##### Information supplied
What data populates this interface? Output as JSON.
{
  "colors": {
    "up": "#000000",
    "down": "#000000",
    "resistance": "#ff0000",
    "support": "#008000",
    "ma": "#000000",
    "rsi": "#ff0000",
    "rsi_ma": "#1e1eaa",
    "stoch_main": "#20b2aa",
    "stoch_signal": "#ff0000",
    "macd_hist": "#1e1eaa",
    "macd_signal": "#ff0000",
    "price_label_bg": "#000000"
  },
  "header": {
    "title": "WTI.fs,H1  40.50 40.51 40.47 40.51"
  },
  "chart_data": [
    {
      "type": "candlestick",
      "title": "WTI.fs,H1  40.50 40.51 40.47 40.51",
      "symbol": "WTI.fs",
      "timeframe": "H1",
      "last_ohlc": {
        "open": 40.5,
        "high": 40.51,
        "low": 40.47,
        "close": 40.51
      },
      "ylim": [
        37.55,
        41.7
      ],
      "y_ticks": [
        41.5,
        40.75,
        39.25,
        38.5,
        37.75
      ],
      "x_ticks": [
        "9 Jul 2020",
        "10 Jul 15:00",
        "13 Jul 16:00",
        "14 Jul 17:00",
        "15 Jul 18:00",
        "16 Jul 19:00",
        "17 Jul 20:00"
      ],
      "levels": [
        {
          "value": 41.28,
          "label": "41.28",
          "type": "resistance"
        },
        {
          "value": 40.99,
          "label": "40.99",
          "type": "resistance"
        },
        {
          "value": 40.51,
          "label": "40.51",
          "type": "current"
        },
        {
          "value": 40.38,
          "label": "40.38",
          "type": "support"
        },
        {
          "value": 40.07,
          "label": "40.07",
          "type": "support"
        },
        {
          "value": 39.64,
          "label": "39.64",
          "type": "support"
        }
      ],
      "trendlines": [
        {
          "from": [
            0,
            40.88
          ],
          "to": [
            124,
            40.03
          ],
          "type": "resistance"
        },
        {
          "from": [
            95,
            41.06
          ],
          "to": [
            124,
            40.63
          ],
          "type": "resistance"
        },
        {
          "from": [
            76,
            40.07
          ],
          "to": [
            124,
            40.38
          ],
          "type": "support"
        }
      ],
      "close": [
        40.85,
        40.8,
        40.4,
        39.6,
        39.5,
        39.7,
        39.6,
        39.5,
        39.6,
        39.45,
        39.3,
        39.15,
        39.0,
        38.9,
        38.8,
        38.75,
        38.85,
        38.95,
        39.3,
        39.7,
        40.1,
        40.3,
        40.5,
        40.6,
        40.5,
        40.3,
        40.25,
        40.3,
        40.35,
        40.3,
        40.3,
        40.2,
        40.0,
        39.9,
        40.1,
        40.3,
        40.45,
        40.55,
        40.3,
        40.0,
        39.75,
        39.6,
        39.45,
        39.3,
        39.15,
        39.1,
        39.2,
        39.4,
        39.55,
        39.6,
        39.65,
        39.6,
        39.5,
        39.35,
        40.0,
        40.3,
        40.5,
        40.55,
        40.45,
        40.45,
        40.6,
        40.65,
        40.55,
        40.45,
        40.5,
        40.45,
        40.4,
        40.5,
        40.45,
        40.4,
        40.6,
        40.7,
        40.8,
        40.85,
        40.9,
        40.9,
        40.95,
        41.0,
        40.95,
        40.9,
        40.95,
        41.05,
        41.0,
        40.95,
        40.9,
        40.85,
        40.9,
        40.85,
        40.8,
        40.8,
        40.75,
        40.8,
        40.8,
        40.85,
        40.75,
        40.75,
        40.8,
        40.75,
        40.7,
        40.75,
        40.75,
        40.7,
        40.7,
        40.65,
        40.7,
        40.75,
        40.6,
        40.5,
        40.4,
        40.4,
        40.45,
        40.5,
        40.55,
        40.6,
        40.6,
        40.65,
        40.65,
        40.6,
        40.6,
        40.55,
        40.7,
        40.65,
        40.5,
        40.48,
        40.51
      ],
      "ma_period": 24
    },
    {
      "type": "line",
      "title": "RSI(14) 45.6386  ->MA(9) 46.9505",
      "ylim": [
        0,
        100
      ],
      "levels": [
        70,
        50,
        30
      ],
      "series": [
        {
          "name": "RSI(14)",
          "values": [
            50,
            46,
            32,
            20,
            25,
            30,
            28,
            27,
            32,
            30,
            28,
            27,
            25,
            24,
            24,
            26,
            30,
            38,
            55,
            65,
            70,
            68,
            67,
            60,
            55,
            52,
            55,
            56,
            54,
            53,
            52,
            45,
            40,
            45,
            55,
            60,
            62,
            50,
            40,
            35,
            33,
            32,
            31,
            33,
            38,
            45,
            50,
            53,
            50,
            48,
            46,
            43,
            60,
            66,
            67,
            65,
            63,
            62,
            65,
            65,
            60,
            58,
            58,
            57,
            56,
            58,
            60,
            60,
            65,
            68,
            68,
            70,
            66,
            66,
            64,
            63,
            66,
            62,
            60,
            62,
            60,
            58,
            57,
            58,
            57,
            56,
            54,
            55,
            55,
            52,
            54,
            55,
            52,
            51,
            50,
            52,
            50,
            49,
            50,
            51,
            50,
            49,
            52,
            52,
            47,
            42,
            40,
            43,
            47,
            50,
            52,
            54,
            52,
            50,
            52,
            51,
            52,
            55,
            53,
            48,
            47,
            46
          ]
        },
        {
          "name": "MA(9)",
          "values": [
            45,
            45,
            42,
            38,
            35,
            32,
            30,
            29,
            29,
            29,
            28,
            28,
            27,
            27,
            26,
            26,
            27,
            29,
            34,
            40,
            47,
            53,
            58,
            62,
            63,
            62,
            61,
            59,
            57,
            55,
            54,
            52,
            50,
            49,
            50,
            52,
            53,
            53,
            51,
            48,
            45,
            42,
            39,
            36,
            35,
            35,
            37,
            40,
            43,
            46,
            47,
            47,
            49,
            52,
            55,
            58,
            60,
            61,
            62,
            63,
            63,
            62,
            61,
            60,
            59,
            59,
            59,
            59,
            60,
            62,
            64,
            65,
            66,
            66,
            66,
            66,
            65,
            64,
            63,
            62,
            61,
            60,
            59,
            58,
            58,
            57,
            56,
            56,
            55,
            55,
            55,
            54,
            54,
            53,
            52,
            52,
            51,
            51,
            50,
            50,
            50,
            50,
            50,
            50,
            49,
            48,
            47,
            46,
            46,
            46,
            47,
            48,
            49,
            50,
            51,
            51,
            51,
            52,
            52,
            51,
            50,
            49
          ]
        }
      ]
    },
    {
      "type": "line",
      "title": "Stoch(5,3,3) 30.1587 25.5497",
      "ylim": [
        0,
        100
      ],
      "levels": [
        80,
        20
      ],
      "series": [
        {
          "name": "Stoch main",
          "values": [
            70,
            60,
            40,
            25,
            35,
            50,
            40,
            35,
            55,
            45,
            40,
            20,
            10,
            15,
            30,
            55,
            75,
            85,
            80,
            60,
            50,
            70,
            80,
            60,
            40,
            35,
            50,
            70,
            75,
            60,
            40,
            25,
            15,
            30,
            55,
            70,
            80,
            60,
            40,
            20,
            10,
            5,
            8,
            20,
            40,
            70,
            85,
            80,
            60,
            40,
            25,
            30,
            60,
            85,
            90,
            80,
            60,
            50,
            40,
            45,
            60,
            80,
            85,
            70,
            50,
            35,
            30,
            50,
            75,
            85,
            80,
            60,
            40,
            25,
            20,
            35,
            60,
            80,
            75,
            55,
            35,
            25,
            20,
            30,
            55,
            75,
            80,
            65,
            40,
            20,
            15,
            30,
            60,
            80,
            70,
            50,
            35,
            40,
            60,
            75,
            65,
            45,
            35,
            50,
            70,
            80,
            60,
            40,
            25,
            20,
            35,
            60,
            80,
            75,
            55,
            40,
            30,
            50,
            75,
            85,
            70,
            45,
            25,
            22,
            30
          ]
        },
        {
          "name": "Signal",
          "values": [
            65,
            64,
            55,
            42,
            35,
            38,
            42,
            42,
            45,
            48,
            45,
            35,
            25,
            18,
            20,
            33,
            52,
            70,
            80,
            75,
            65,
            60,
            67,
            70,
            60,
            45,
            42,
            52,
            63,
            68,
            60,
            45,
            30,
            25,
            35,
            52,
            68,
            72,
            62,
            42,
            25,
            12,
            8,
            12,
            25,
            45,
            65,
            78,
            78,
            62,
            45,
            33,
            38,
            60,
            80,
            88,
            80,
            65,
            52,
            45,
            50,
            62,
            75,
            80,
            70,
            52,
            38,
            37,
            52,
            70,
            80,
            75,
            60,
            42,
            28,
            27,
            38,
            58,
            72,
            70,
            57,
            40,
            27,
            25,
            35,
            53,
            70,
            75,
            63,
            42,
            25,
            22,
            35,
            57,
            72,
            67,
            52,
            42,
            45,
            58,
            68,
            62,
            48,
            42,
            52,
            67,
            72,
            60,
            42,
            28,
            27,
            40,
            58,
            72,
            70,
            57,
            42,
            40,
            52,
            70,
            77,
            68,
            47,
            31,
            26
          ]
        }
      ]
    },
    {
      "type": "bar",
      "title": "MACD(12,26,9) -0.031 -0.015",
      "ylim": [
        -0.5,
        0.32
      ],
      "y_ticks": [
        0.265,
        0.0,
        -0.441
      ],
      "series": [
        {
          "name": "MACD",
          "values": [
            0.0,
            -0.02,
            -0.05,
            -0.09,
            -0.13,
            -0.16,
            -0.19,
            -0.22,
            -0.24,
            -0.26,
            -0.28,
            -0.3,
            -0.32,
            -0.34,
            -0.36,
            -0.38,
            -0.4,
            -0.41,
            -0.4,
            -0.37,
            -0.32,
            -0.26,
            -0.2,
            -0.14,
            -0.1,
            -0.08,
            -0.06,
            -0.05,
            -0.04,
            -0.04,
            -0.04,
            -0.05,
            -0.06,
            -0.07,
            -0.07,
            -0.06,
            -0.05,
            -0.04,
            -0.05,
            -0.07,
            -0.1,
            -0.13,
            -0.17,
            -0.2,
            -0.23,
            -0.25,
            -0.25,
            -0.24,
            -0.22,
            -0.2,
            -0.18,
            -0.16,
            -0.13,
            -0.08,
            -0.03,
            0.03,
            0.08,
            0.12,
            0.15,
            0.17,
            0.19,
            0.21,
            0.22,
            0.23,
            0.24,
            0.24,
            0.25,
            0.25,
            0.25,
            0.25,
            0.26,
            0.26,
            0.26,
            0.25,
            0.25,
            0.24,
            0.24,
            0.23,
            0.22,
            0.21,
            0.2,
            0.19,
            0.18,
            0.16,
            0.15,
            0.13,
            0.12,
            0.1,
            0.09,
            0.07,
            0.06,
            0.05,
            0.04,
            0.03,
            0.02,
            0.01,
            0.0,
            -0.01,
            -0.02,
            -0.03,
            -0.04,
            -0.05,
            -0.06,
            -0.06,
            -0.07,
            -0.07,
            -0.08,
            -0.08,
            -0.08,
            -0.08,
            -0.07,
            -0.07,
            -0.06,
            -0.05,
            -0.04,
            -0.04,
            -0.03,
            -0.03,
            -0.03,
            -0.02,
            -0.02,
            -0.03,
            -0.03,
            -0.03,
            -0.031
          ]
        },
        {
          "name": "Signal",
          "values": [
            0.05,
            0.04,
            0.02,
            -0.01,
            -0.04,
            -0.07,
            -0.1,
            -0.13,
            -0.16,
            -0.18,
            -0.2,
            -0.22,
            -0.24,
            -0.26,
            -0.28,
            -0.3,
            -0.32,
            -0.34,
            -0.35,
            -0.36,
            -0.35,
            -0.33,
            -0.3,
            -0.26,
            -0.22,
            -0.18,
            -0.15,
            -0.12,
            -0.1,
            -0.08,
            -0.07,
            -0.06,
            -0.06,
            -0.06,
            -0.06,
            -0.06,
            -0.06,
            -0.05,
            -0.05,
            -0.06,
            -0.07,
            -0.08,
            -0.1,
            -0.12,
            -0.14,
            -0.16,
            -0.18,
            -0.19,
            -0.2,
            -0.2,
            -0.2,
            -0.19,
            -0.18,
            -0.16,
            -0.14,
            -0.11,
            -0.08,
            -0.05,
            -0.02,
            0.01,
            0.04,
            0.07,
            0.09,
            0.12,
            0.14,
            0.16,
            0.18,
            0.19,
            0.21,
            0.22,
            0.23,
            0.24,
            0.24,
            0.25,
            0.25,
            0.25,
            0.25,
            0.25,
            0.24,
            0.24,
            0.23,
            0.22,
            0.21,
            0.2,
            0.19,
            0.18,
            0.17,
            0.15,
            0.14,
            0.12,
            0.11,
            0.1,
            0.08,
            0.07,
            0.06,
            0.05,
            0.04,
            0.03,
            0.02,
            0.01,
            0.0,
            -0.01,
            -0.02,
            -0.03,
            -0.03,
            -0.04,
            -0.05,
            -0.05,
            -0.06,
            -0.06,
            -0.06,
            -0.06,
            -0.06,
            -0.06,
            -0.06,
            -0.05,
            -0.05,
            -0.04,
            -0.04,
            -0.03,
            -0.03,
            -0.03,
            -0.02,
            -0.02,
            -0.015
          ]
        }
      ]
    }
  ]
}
##########
▶ _Goal of the exercise_
Read through the data and copy every line where "name" shows up.

▶ _Written solution_
          "name": "RSI(14)",
          "name": "MA(9)",
          "name": "Stoch main",
          "name": "Signal",
          "name": "MACD",
          "name": "Signal",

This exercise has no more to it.